(begin)

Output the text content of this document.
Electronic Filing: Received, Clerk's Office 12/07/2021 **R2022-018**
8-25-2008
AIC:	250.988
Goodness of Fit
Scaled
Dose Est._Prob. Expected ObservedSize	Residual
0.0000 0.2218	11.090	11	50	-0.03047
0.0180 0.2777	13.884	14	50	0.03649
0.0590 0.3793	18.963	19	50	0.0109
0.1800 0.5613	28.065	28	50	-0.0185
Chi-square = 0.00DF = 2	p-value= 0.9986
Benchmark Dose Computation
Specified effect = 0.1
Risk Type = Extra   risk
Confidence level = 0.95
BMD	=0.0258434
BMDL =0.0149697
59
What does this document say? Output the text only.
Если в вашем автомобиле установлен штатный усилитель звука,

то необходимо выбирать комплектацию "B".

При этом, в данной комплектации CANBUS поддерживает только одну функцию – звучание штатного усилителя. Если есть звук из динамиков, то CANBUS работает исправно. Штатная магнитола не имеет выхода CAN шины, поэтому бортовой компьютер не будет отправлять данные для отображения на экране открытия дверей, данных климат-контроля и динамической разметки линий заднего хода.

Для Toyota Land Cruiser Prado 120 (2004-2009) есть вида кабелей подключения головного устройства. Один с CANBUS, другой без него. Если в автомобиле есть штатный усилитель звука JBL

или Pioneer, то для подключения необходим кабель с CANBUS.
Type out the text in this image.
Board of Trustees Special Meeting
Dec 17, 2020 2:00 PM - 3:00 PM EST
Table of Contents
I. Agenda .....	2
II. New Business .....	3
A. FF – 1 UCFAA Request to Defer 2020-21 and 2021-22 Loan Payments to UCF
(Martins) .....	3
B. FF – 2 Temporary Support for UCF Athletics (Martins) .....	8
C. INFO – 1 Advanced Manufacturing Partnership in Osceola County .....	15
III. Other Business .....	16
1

(end)

- _OBJECTIVE_:
How many lines in the listing above contain the string "Type"? Answer with the number only.

- _CORRECT ANSWER_:
2